[Items listed in a dataset]
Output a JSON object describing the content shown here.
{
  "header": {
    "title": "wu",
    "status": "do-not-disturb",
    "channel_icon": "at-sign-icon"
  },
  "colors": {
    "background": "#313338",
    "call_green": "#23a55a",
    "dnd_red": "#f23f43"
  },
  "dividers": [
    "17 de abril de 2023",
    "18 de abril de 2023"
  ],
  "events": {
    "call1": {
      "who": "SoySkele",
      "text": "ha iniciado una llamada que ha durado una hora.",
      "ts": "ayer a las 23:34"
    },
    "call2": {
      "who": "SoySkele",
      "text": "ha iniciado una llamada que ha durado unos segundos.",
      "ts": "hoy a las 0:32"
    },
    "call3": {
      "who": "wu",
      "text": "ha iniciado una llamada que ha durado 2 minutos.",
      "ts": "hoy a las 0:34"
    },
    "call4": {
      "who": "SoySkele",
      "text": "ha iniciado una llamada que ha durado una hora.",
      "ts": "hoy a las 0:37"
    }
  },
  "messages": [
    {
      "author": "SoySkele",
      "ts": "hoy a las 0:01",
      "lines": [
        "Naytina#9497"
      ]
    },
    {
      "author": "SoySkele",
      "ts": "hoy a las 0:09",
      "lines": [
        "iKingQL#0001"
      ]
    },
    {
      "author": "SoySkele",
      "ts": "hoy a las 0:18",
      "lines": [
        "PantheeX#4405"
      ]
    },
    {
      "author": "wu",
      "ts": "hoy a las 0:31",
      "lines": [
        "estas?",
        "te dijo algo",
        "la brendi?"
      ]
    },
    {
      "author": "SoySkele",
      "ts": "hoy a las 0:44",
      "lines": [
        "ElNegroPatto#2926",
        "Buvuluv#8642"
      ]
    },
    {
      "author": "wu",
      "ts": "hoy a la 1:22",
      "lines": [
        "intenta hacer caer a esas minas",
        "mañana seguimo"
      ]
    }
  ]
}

### DESCRIPTION OF THE TASK
Each line of the listing should be copied exactly.

### THE ANSWER
Output a JSON object describing the content shown here.
{
  "header": {
    "title": "wu",
    "status": "do-not-disturb",
    "channel_icon": "at-sign-icon"
  },
  "colors": {
    "background": "#313338",
    "call_green": "#23a55a",
    "dnd_red": "#f23f43"
  },
  "dividers": [
    "17 de abril de 2023",
    "18 de abril de 2023"
  ],
  "events": {
    "call1": {
      "who": "SoySkele",
      "text": "ha iniciado una llamada que ha durado una hora.",
      "ts": "ayer a las 23:34"
    },
    "call2": {
      "who": "SoySkele",
      "text": "ha iniciado una llamada que ha durado unos segundos.",
      "ts": "hoy a las 0:32"
    },
    "call3": {
      "who": "wu",
      "text": "ha iniciado una llamada que ha durado 2 minutos.",
      "ts": "hoy a las 0:34"
    },
    "call4": {
      "who": "SoySkele",
      "text": "ha iniciado una llamada que ha durado una hora.",
      "ts": "hoy a las 0:37"
    }
  },
  "messages": [
    {
      "author": "SoySkele",
      "ts": "hoy a las 0:01",
      "lines": [
        "Naytina#9497"
      ]
    },
    {
      "author": "SoySkele",
      "ts": "hoy a las 0:09",
      "lines": [
        "iKingQL#0001"
      ]
    },
    {
      "author": "SoySkele",
      "ts": "hoy a las 0:18",
      "lines": [
        "PantheeX#4405"
      ]
    },
    {
      "author": "wu",
      "ts": "hoy a las 0:31",
      "lines": [
        "estas?",
        "te dijo algo",
        "la brendi?"
      ]
    },
    {
      "author": "SoySkele",
      "ts": "hoy a las 0:44",
      "lines": [
        "ElNegroPatto#2926",
        "Buvuluv#8642"
      ]
    },
    {
      "author": "wu",
      "ts": "hoy a la 1:22",
      "lines": [
        "intenta hacer caer a esas minas",
        "mañana seguimo"
      ]
    }
  ]
}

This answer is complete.